## PROVIDED INFORMATION
§ §
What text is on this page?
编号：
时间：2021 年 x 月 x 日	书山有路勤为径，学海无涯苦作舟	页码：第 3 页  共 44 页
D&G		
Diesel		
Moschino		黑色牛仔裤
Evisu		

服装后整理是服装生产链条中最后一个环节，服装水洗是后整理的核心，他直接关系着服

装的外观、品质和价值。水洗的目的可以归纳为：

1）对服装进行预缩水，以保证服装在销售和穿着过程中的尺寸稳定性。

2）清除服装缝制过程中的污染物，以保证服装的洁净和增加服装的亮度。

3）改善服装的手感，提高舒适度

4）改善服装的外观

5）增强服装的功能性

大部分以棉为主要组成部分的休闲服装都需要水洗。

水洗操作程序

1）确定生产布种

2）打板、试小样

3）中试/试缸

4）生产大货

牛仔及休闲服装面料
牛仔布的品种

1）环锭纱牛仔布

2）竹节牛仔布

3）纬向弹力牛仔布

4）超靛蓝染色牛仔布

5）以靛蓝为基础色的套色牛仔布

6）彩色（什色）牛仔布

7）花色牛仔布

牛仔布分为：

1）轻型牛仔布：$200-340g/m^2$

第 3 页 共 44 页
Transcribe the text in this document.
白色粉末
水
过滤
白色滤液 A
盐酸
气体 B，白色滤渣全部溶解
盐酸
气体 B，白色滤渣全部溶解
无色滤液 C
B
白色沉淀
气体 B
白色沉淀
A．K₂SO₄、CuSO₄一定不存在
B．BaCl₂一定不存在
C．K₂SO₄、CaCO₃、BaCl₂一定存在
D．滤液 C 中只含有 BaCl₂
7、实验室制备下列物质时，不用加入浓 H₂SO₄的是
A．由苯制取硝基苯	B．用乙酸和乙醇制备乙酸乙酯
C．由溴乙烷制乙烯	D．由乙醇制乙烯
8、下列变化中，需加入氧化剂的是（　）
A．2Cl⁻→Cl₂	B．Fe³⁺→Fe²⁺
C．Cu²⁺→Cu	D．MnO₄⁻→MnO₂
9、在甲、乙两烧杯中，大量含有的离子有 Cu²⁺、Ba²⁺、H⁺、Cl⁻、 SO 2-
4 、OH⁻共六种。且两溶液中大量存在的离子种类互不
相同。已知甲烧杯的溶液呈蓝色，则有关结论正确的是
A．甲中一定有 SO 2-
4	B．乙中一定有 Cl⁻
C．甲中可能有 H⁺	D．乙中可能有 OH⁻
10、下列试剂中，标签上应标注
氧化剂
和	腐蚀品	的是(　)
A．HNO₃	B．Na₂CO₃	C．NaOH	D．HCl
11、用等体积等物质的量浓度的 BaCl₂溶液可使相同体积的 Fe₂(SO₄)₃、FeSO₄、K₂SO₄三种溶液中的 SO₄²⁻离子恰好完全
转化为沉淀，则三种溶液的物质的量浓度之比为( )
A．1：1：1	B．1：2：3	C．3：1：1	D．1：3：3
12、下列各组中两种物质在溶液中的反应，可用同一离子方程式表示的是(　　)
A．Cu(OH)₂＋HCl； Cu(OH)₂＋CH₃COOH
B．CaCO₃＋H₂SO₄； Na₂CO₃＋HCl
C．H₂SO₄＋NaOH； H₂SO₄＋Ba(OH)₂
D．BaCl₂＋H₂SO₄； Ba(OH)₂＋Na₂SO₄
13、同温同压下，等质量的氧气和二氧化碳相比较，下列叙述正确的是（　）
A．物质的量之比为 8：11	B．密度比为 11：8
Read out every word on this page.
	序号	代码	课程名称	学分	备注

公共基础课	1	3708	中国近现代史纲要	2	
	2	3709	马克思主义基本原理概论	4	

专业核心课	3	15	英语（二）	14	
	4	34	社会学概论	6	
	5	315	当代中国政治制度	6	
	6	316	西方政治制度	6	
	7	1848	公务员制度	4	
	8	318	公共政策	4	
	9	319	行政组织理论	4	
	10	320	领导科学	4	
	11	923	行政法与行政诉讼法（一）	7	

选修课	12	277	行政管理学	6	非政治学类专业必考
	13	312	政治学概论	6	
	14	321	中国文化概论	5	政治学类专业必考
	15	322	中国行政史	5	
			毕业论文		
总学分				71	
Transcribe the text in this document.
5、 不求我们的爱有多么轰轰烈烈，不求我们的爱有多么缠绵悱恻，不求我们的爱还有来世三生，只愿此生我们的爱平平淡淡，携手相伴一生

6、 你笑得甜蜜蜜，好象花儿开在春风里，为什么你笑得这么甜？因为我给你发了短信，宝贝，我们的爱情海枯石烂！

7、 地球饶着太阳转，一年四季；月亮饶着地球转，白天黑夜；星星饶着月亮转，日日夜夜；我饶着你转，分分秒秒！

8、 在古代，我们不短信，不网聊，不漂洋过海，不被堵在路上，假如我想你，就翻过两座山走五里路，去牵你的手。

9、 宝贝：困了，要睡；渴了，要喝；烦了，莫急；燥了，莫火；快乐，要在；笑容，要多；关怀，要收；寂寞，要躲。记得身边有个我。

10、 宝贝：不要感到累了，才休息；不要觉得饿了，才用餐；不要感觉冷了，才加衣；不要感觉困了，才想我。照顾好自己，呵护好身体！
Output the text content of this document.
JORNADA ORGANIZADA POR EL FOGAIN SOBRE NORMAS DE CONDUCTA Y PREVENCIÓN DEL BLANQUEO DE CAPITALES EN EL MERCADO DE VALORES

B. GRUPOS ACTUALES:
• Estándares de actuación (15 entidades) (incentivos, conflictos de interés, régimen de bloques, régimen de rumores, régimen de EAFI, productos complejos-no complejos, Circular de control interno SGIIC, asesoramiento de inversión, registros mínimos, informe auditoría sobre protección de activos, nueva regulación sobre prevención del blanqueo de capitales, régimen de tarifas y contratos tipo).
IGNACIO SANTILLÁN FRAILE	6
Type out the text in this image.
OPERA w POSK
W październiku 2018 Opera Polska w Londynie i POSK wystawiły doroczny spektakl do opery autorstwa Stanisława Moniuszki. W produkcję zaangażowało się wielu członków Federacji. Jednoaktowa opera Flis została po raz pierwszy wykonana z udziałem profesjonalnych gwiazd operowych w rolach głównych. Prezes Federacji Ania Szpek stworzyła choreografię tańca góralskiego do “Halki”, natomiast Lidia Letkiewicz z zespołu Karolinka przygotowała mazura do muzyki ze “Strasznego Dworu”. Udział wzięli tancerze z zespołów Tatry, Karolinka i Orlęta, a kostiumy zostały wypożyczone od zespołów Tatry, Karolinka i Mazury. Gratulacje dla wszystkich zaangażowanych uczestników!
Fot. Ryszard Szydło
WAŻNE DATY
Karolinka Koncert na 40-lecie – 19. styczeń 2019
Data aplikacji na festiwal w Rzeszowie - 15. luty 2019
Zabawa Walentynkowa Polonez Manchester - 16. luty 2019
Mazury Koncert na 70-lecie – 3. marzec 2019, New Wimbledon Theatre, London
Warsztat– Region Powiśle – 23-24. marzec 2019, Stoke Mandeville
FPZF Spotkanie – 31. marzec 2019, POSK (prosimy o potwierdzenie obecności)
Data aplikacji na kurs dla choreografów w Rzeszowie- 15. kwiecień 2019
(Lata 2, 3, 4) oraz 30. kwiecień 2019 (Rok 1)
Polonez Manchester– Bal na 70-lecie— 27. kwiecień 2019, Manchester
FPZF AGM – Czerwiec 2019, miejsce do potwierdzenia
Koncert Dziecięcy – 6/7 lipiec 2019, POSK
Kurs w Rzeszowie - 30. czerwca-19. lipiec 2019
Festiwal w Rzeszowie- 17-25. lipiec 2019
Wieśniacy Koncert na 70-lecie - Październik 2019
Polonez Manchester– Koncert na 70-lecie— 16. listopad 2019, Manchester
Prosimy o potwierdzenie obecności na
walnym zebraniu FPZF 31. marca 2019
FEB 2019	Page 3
§ §
## YOUR TASK
Each line of the material must be restated exactly.

## RIGHT ANSWER
What text is on this page?
编号：
时间：2021 年 x 月 x 日	书山有路勤为径，学海无涯苦作舟	页码：第 3 页  共 44 页
D&G		
Diesel		
Moschino		黑色牛仔裤
Evisu		

服装后整理是服装生产链条中最后一个环节，服装水洗是后整理的核心，他直接关系着服

装的外观、品质和价值。水洗的目的可以归纳为：

1）对服装进行预缩水，以保证服装在销售和穿着过程中的尺寸稳定性。

2）清除服装缝制过程中的污染物，以保证服装的洁净和增加服装的亮度。

3）改善服装的手感，提高舒适度

4）改善服装的外观

5）增强服装的功能性

大部分以棉为主要组成部分的休闲服装都需要水洗。

水洗操作程序

1）确定生产布种

2）打板、试小样

3）中试/试缸

4）生产大货

牛仔及休闲服装面料
牛仔布的品种

1）环锭纱牛仔布

2）竹节牛仔布

3）纬向弹力牛仔布

4）超靛蓝染色牛仔布

5）以靛蓝为基础色的套色牛仔布

6）彩色（什色）牛仔布

7）花色牛仔布

牛仔布分为：

1）轻型牛仔布：$200-340g/m^2$

第 3 页 共 44 页
Transcribe the text in this document.
白色粉末
水
过滤
白色滤液 A
盐酸
气体 B，白色滤渣全部溶解
盐酸
气体 B，白色滤渣全部溶解
无色滤液 C
B
白色沉淀
气体 B
白色沉淀
A．K₂SO₄、CuSO₄一定不存在
B．BaCl₂一定不存在
C．K₂SO₄、CaCO₃、BaCl₂一定存在
D．滤液 C 中只含有 BaCl₂
7、实验室制备下列物质时，不用加入浓 H₂SO₄的是
A．由苯制取硝基苯	B．用乙酸和乙醇制备乙酸乙酯
C．由溴乙烷制乙烯	D．由乙醇制乙烯
8、下列变化中，需加入氧化剂的是（　）
A．2Cl⁻→Cl₂	B．Fe³⁺→Fe²⁺
C．Cu²⁺→Cu	D．MnO₄⁻→MnO₂
9、在甲、乙两烧杯中，大量含有的离子有 Cu²⁺、Ba²⁺、H⁺、Cl⁻、 SO 2-
4 、OH⁻共六种。且两溶液中大量存在的离子种类互不
相同。已知甲烧杯的溶液呈蓝色，则有关结论正确的是
A．甲中一定有 SO 2-
4	B．乙中一定有 Cl⁻
C．甲中可能有 H⁺	D．乙中可能有 OH⁻
10、下列试剂中，标签上应标注
氧化剂
和	腐蚀品	的是(　)
A．HNO₃	B．Na₂CO₃	C．NaOH	D．HCl
11、用等体积等物质的量浓度的 BaCl₂溶液可使相同体积的 Fe₂(SO₄)₃、FeSO₄、K₂SO₄三种溶液中的 SO₄²⁻离子恰好完全
转化为沉淀，则三种溶液的物质的量浓度之比为( )
A．1：1：1	B．1：2：3	C．3：1：1	D．1：3：3
12、下列各组中两种物质在溶液中的反应，可用同一离子方程式表示的是(　　)
A．Cu(OH)₂＋HCl； Cu(OH)₂＋CH₃COOH
B．CaCO₃＋H₂SO₄； Na₂CO₃＋HCl
C．H₂SO₄＋NaOH； H₂SO₄＋Ba(OH)₂
D．BaCl₂＋H₂SO₄； Ba(OH)₂＋Na₂SO₄
13、同温同压下，等质量的氧气和二氧化碳相比较，下列叙述正确的是（　）
A．物质的量之比为 8：11	B．密度比为 11：8
Read out every word on this page.
	序号	代码	课程名称	学分	备注

公共基础课	1	3708	中国近现代史纲要	2	
	2	3709	马克思主义基本原理概论	4	

专业核心课	3	15	英语（二）	14	
	4	34	社会学概论	6	
	5	315	当代中国政治制度	6	
	6	316	西方政治制度	6	
	7	1848	公务员制度	4	
	8	318	公共政策	4	
	9	319	行政组织理论	4	
	10	320	领导科学	4	
	11	923	行政法与行政诉讼法（一）	7	

选修课	12	277	行政管理学	6	非政治学类专业必考
	13	312	政治学概论	6	
	14	321	中国文化概论	5	政治学类专业必考
	15	322	中国行政史	5	
			毕业论文		
总学分				71	
Transcribe the text in this document.
5、 不求我们的爱有多么轰轰烈烈，不求我们的爱有多么缠绵悱恻，不求我们的爱还有来世三生，只愿此生我们的爱平平淡淡，携手相伴一生

6、 你笑得甜蜜蜜，好象花儿开在春风里，为什么你笑得这么甜？因为我给你发了短信，宝贝，我们的爱情海枯石烂！

7、 地球饶着太阳转，一年四季；月亮饶着地球转，白天黑夜；星星饶着月亮转，日日夜夜；我饶着你转，分分秒秒！

8、 在古代，我们不短信，不网聊，不漂洋过海，不被堵在路上，假如我想你，就翻过两座山走五里路，去牵你的手。

9、 宝贝：困了，要睡；渴了，要喝；烦了，莫急；燥了，莫火；快乐，要在；笑容，要多；关怀，要收；寂寞，要躲。记得身边有个我。

10、 宝贝：不要感到累了，才休息；不要觉得饿了，才用餐；不要感觉冷了，才加衣；不要感觉困了，才想我。照顾好自己，呵护好身体！
Output the text content of this document.
JORNADA ORGANIZADA POR EL FOGAIN SOBRE NORMAS DE CONDUCTA Y PREVENCIÓN DEL BLANQUEO DE CAPITALES EN EL MERCADO DE VALORES

B. GRUPOS ACTUALES:
• Estándares de actuación (15 entidades) (incentivos, conflictos de interés, régimen de bloques, régimen de rumores, régimen de EAFI, productos complejos-no complejos, Circular de control interno SGIIC, asesoramiento de inversión, registros mínimos, informe auditoría sobre protección de activos, nueva regulación sobre prevención del blanqueo de capitales, régimen de tarifas y contratos tipo).
IGNACIO SANTILLÁN FRAILE	6
Type out the text in this image.
OPERA w POSK
W październiku 2018 Opera Polska w Londynie i POSK wystawiły doroczny spektakl do opery autorstwa Stanisława Moniuszki. W produkcję zaangażowało się wielu członków Federacji. Jednoaktowa opera Flis została po raz pierwszy wykonana z udziałem profesjonalnych gwiazd operowych w rolach głównych. Prezes Federacji Ania Szpek stworzyła choreografię tańca góralskiego do “Halki”, natomiast Lidia Letkiewicz z zespołu Karolinka przygotowała mazura do muzyki ze “Strasznego Dworu”. Udział wzięli tancerze z zespołów Tatry, Karolinka i Orlęta, a kostiumy zostały wypożyczone od zespołów Tatry, Karolinka i Mazury. Gratulacje dla wszystkich zaangażowanych uczestników!
Fot. Ryszard Szydło
WAŻNE DATY
Karolinka Koncert na 40-lecie – 19. styczeń 2019
Data aplikacji na festiwal w Rzeszowie - 15. luty 2019
Zabawa Walentynkowa Polonez Manchester - 16. luty 2019
Mazury Koncert na 70-lecie – 3. marzec 2019, New Wimbledon Theatre, London
Warsztat– Region Powiśle – 23-24. marzec 2019, Stoke Mandeville
FPZF Spotkanie – 31. marzec 2019, POSK (prosimy o potwierdzenie obecności)
Data aplikacji na kurs dla choreografów w Rzeszowie- 15. kwiecień 2019
(Lata 2, 3, 4) oraz 30. kwiecień 2019 (Rok 1)
Polonez Manchester– Bal na 70-lecie— 27. kwiecień 2019, Manchester
FPZF AGM – Czerwiec 2019, miejsce do potwierdzenia
Koncert Dziecięcy – 6/7 lipiec 2019, POSK
Kurs w Rzeszowie - 30. czerwca-19. lipiec 2019
Festiwal w Rzeszowie- 17-25. lipiec 2019
Wieśniacy Koncert na 70-lecie - Październik 2019
Polonez Manchester– Koncert na 70-lecie— 16. listopad 2019, Manchester
Prosimy o potwierdzenie obecności na
walnym zebraniu FPZF 31. marca 2019
FEB 2019	Page 3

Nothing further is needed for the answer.